→ **Records shown**
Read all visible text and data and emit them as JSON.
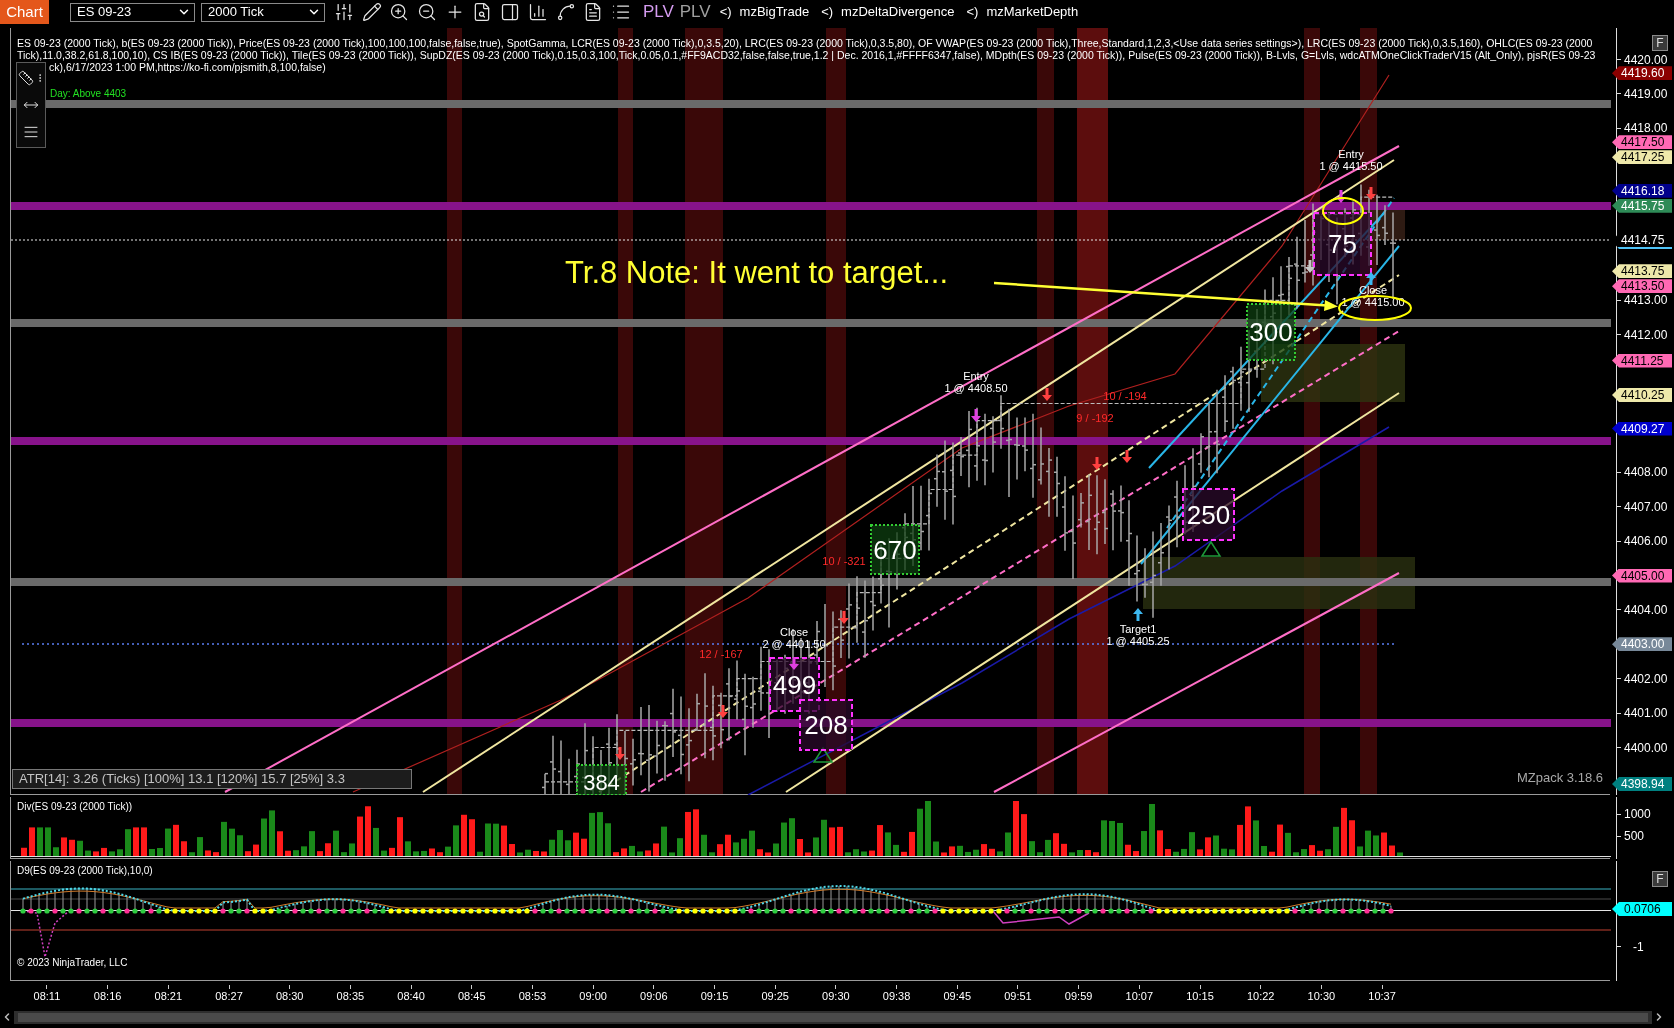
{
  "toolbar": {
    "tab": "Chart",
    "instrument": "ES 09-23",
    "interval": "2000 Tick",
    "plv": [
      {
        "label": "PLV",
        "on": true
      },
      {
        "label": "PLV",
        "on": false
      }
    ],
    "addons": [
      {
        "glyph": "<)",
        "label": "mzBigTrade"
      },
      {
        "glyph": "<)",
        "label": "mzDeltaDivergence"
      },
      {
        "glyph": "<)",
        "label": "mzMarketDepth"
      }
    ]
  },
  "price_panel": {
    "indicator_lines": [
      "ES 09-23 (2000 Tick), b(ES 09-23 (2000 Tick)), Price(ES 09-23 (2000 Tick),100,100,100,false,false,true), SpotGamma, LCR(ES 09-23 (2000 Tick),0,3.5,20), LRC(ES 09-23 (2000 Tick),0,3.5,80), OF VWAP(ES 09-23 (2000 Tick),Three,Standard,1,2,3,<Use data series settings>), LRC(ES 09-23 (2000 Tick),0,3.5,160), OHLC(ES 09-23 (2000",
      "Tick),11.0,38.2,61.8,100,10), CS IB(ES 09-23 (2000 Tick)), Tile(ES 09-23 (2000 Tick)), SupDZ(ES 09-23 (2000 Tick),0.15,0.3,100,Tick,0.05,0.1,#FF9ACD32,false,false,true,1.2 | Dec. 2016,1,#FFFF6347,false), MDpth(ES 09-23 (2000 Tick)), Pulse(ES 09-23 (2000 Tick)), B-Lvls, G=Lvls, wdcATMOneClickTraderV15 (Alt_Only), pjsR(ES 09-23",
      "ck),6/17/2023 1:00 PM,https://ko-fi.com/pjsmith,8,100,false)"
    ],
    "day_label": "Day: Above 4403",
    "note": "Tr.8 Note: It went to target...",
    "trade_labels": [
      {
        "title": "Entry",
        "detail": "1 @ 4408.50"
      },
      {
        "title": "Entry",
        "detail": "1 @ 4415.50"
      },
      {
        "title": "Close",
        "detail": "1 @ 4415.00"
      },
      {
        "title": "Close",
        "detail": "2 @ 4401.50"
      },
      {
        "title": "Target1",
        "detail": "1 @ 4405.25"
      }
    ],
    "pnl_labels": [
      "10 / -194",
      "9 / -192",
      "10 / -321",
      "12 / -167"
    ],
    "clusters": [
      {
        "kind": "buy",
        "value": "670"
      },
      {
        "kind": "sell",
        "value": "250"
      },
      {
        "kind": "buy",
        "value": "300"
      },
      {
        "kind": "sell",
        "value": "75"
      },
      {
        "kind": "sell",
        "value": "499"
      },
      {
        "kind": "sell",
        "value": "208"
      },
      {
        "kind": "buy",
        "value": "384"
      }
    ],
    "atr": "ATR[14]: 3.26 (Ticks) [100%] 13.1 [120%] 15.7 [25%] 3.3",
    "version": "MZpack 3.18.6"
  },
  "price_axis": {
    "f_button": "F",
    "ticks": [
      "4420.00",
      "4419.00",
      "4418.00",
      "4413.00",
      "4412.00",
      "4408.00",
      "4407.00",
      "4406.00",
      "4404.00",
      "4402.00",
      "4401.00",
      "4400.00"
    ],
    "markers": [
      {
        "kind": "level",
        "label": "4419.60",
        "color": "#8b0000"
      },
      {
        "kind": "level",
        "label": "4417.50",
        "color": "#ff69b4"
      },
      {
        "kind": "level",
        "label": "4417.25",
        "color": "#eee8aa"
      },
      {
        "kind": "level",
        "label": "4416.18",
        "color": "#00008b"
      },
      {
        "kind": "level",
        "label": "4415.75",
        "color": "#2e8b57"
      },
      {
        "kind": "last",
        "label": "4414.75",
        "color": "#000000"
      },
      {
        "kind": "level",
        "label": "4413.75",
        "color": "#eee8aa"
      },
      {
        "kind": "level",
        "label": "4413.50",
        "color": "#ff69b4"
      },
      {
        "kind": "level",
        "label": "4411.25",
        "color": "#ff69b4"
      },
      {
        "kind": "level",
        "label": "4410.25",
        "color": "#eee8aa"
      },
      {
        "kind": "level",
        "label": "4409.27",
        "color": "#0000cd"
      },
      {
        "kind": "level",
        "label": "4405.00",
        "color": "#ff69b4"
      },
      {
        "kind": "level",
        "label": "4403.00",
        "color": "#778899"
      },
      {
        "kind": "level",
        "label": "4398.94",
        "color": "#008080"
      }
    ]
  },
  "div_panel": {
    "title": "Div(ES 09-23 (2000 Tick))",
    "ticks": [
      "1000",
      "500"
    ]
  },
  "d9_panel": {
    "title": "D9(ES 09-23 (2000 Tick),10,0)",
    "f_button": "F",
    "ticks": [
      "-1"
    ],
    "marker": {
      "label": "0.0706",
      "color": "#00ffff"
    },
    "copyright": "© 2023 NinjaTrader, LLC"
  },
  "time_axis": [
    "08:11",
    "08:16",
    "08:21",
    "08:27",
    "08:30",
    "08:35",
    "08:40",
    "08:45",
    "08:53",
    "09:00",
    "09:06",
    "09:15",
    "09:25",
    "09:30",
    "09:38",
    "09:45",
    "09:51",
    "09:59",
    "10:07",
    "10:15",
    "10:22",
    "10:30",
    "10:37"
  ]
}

--

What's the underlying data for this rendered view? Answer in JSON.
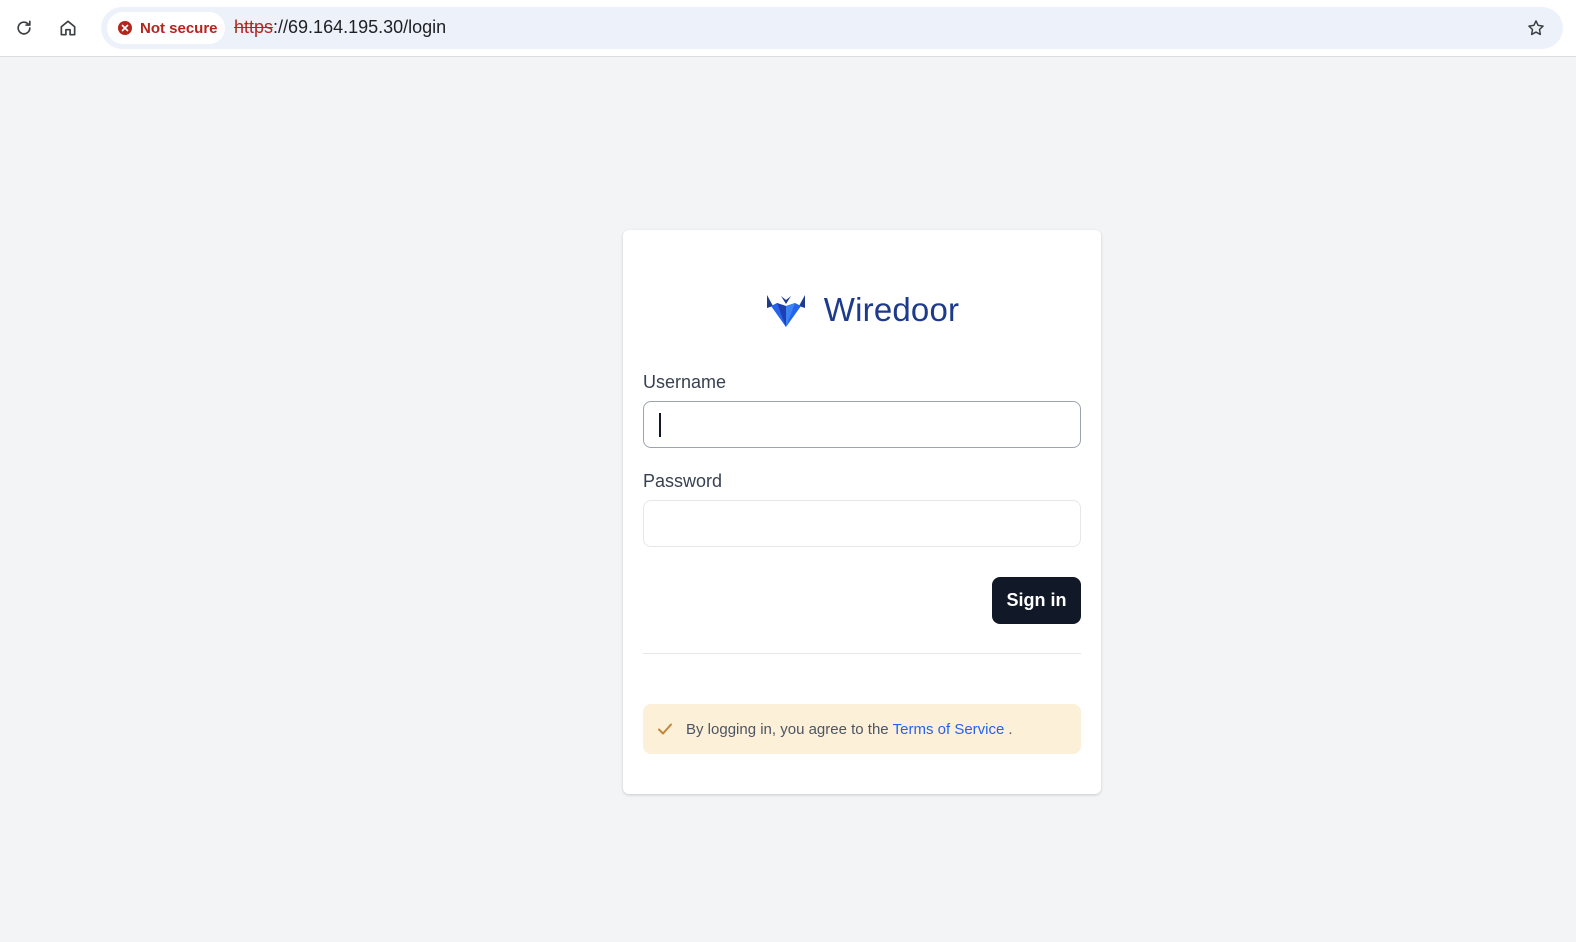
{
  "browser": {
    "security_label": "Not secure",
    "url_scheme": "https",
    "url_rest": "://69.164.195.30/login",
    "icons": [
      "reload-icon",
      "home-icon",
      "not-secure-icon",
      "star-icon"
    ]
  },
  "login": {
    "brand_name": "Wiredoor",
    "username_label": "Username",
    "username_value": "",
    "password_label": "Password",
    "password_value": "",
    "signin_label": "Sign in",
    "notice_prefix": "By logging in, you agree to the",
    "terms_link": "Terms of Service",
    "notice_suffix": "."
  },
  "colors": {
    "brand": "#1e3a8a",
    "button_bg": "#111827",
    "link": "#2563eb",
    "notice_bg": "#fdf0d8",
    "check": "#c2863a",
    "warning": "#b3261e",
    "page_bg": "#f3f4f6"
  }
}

...

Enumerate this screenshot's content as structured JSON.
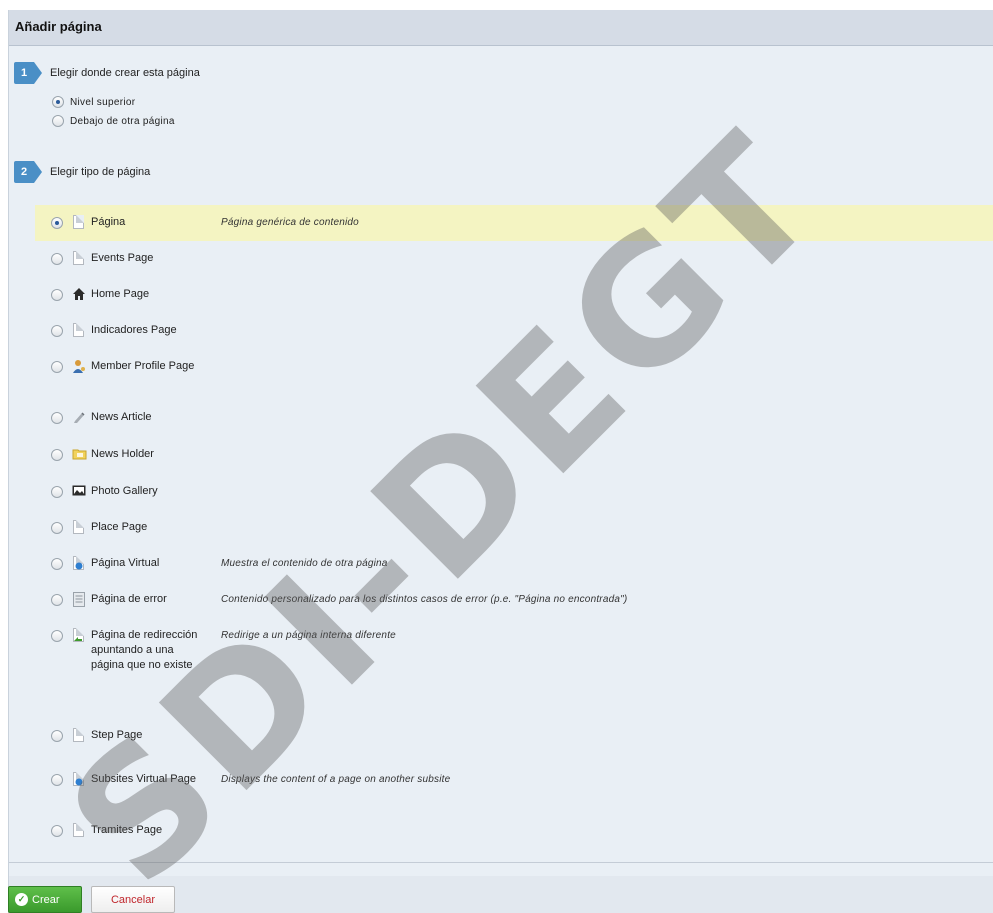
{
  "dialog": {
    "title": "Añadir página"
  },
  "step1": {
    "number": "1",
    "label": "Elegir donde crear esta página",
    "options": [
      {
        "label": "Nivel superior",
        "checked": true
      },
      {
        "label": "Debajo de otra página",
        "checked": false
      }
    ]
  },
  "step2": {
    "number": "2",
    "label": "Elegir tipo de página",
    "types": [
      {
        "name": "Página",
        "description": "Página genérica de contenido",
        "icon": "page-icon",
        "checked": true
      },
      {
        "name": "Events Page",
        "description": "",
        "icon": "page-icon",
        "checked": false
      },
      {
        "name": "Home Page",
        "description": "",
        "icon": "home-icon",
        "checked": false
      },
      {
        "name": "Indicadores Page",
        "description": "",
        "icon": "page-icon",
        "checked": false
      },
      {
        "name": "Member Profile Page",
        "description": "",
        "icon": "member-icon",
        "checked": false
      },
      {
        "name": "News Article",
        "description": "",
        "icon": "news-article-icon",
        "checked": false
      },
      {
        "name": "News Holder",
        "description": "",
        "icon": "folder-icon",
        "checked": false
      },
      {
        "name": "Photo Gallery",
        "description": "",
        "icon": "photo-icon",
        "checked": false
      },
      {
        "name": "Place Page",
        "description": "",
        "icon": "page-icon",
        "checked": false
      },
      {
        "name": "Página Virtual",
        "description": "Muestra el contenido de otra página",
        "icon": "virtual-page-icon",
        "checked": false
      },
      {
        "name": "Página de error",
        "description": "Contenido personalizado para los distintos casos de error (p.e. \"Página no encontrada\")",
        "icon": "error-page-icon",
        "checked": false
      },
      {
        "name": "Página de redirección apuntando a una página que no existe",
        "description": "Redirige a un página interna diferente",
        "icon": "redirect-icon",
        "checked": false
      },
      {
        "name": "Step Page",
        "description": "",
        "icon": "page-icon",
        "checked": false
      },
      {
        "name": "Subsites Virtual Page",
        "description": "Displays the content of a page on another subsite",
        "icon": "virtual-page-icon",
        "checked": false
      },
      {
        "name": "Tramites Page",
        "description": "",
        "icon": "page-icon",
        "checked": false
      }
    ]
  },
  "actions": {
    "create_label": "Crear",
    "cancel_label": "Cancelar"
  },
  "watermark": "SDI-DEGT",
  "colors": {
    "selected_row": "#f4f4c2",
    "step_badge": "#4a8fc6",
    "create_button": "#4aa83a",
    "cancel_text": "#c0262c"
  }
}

→ **Exercise goal**
List all lines from the entries that include the word "content".

→ **Final result**
Enumerate this screenshot's content as structured JSON.
        "description": "Displays the content of a page on another subsite",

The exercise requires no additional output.